*EXERCISE DIRECTIONS*:
From the entries below, extract every line that includes the word "عبدالله".

*RECORD EXCERPTS*:
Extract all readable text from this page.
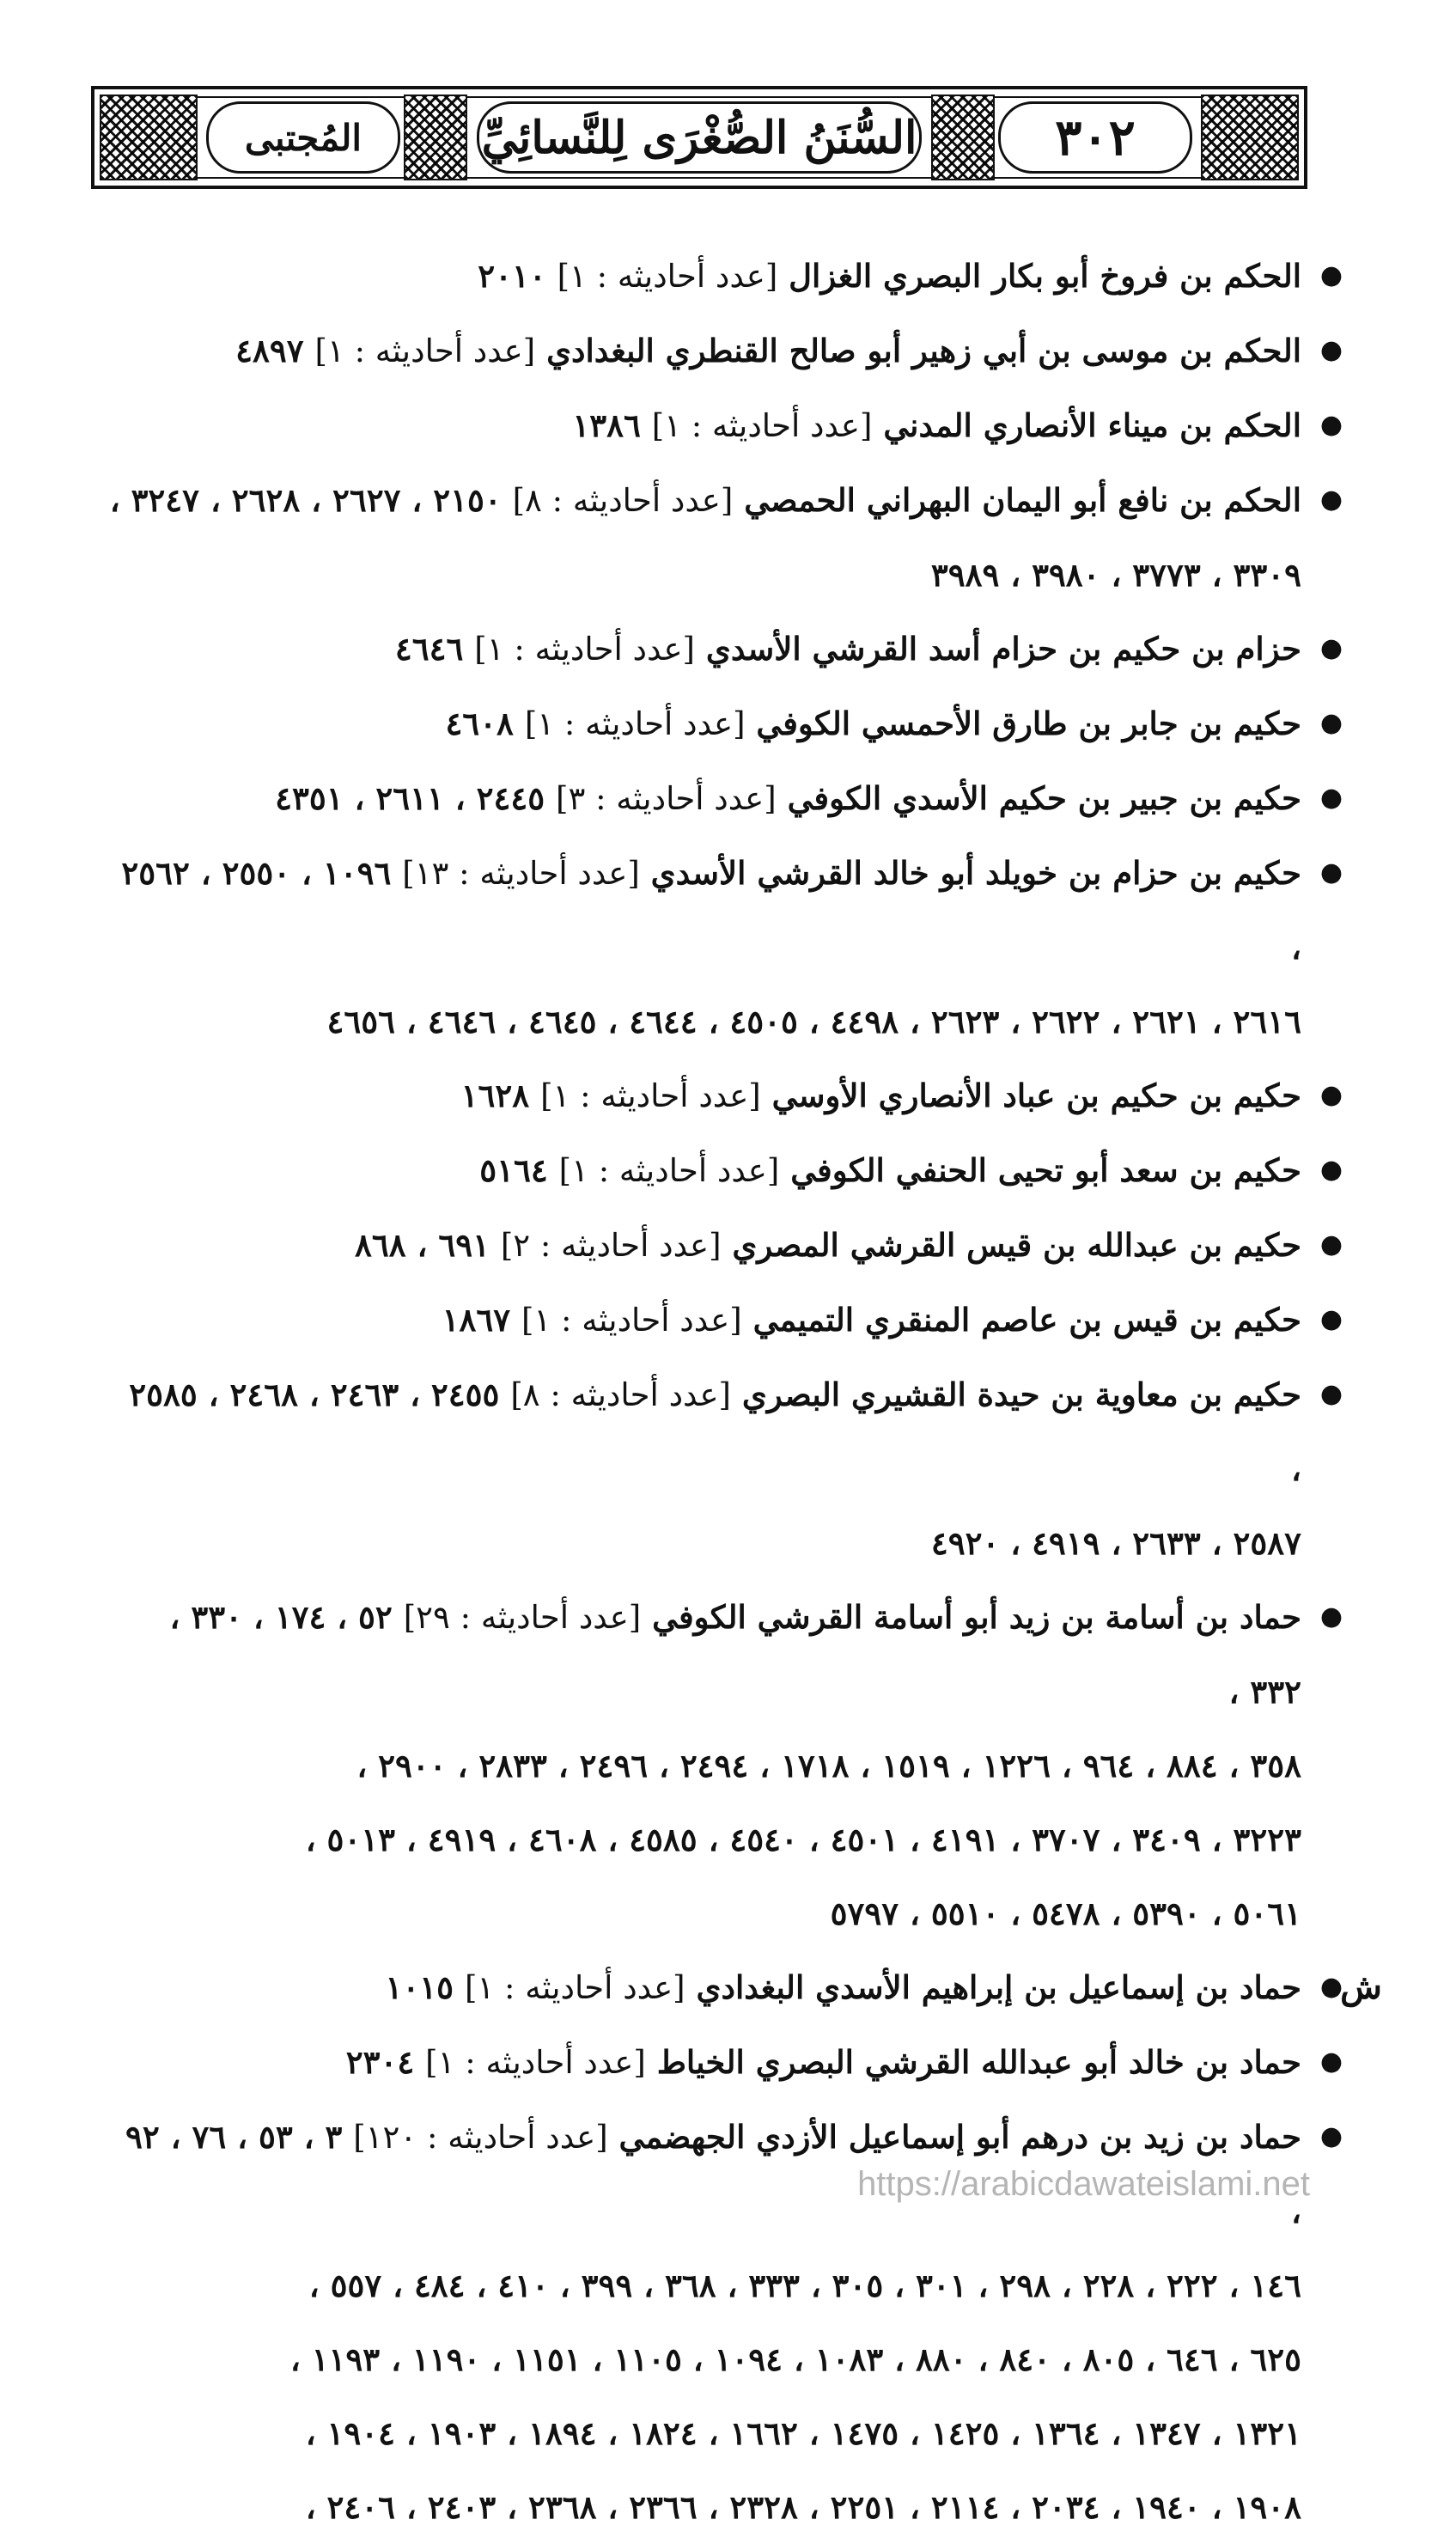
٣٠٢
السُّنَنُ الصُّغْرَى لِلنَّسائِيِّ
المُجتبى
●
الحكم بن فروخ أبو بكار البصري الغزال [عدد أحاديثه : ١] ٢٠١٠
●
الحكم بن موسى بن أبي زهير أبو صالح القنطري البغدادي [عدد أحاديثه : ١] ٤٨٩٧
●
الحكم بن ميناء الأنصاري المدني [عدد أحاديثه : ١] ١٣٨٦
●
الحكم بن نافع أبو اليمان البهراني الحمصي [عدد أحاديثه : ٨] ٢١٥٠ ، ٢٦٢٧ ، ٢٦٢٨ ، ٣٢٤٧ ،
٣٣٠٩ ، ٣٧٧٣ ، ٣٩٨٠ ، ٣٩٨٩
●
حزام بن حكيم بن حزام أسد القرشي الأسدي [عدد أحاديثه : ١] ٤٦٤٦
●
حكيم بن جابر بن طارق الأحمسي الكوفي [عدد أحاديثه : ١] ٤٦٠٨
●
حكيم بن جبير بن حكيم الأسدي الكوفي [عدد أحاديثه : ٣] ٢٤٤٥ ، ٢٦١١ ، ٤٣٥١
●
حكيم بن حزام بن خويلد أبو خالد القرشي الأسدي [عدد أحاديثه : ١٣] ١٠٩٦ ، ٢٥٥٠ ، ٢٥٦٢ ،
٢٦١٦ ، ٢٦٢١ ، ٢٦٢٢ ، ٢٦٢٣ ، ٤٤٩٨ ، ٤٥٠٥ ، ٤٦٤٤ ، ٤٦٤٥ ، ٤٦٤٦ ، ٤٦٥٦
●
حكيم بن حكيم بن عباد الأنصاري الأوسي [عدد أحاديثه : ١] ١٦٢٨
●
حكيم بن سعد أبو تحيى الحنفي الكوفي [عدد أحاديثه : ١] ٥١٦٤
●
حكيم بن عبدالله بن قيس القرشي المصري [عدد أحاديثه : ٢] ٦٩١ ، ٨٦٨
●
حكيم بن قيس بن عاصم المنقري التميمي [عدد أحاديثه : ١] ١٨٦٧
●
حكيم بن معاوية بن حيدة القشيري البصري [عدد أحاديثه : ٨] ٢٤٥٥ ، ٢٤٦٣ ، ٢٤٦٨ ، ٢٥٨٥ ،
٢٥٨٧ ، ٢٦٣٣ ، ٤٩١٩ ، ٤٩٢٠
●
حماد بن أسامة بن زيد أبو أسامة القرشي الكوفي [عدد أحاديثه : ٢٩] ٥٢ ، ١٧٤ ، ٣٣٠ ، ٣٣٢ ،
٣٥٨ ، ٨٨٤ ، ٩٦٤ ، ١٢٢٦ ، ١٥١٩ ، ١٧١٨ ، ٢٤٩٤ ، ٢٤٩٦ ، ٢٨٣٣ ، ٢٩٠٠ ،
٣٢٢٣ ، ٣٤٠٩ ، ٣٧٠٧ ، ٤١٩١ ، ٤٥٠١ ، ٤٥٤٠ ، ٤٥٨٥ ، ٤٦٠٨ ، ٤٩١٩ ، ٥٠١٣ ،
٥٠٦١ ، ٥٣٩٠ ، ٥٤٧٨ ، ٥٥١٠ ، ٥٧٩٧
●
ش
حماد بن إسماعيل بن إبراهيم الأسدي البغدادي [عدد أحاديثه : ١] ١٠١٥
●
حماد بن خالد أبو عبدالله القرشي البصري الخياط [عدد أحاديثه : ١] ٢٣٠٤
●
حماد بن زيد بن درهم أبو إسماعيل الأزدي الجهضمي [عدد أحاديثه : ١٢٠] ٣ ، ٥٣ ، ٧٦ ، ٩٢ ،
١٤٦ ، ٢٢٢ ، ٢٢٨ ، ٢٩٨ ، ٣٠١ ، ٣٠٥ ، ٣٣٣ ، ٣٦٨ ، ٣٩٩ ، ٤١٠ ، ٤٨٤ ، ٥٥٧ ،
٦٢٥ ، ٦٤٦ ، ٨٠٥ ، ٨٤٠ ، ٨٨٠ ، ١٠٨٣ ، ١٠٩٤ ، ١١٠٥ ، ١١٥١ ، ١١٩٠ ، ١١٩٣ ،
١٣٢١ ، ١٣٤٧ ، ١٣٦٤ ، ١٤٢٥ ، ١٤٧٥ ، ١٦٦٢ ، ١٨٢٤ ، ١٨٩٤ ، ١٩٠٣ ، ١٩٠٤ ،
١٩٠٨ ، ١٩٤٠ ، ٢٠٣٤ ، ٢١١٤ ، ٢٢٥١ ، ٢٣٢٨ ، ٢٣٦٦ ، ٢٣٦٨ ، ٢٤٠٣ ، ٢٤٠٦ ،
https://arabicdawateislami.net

*REPLY TO THE TASK*:
حكيم بن عبدالله بن قيس القرشي المصري [عدد أحاديثه : ٢] ٦٩١ ، ٨٦٨
حماد بن خالد أبو عبدالله القرشي البصري الخياط [عدد أحاديثه : ١] ٢٣٠٤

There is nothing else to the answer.